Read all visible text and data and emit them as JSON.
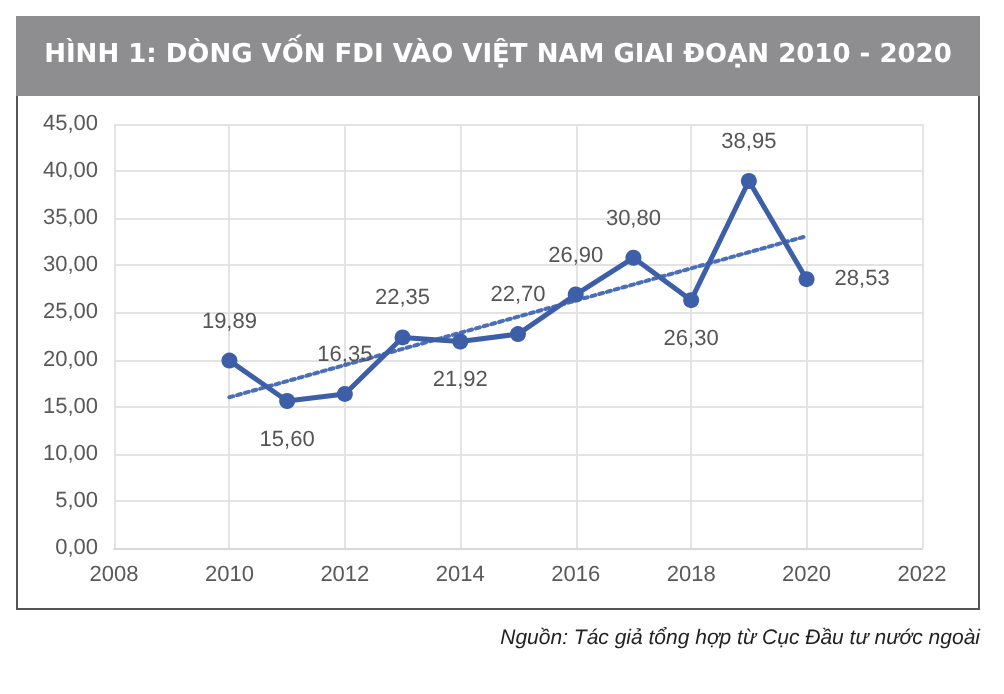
{
  "chart_data": {
    "type": "line",
    "title": "HÌNH 1: DÒNG VỐN FDI VÀO VIỆT NAM GIAI ĐOẠN 2010 - 2020",
    "x": [
      2010,
      2011,
      2012,
      2013,
      2014,
      2015,
      2016,
      2017,
      2018,
      2019,
      2020
    ],
    "series": [
      {
        "color": "#3d5fa8",
        "values": [
          19.89,
          15.6,
          16.35,
          22.35,
          21.92,
          22.7,
          26.9,
          30.8,
          26.3,
          38.95,
          28.53
        ],
        "value_labels": [
          "19,89",
          "15,60",
          "16,35",
          "22,35",
          "21,92",
          "22,70",
          "26,90",
          "30,80",
          "26,30",
          "38,95",
          "28,53"
        ],
        "marker": "circle",
        "line_style": "solid"
      },
      {
        "color": "#4a6fb8",
        "x": [
          2010,
          2020
        ],
        "values": [
          16.0,
          33.1
        ],
        "marker": "none",
        "line_style": "dotted"
      }
    ],
    "xlim": [
      2008,
      2022
    ],
    "xticks": [
      2008,
      2010,
      2012,
      2014,
      2016,
      2018,
      2020,
      2022
    ],
    "ylim": [
      0,
      45
    ],
    "yticks": [
      {
        "value": 0,
        "label": "0,00"
      },
      {
        "value": 5,
        "label": "5,00"
      },
      {
        "value": 10,
        "label": "10,00"
      },
      {
        "value": 15,
        "label": "15,00"
      },
      {
        "value": 20,
        "label": "20,00"
      },
      {
        "value": 25,
        "label": "25,00"
      },
      {
        "value": 30,
        "label": "30,00"
      },
      {
        "value": 35,
        "label": "35,00"
      },
      {
        "value": 40,
        "label": "40,00"
      },
      {
        "value": 45,
        "label": "45,00"
      }
    ],
    "grid": true,
    "annotations": [
      "Nguồn: Tác giả tổng hợp từ Cục Đầu tư nước ngoài"
    ]
  }
}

→ What you have to do:
Leave out the pictures and give the rest of the records again exactly.

→ Expected answer:
Read all visible text and data and emit them as JSON.
{
  "chart_data": {
    "type": "line",
    "title": "HÌNH 1: DÒNG VỐN FDI VÀO VIỆT NAM GIAI ĐOẠN 2010 - 2020",
    "x": [
      2010,
      2011,
      2012,
      2013,
      2014,
      2015,
      2016,
      2017,
      2018,
      2019,
      2020
    ],
    "series": [
      {
        "color": "#3d5fa8",
        "values": [
          19.89,
          15.6,
          16.35,
          22.35,
          21.92,
          22.7,
          26.9,
          30.8,
          26.3,
          38.95,
          28.53
        ],
        "value_labels": [
          "19,89",
          "15,60",
          "16,35",
          "22,35",
          "21,92",
          "22,70",
          "26,90",
          "30,80",
          "26,30",
          "38,95",
          "28,53"
        ],
        "marker": "circle",
        "line_style": "solid"
      },
      {
        "color": "#4a6fb8",
        "x": [
          2010,
          2020
        ],
        "values": [
          16.0,
          33.1
        ],
        "marker": "none",
        "line_style": "dotted"
      }
    ],
    "xlim": [
      2008,
      2022
    ],
    "xticks": [
      2008,
      2010,
      2012,
      2014,
      2016,
      2018,
      2020,
      2022
    ],
    "ylim": [
      0,
      45
    ],
    "yticks": [
      {
        "value": 0,
        "label": "0,00"
      },
      {
        "value": 5,
        "label": "5,00"
      },
      {
        "value": 10,
        "label": "10,00"
      },
      {
        "value": 15,
        "label": "15,00"
      },
      {
        "value": 20,
        "label": "20,00"
      },
      {
        "value": 25,
        "label": "25,00"
      },
      {
        "value": 30,
        "label": "30,00"
      },
      {
        "value": 35,
        "label": "35,00"
      },
      {
        "value": 40,
        "label": "40,00"
      },
      {
        "value": 45,
        "label": "45,00"
      }
    ],
    "grid": true,
    "annotations": [
      "Nguồn: Tác giả tổng hợp từ Cục Đầu tư nước ngoài"
    ]
  }
}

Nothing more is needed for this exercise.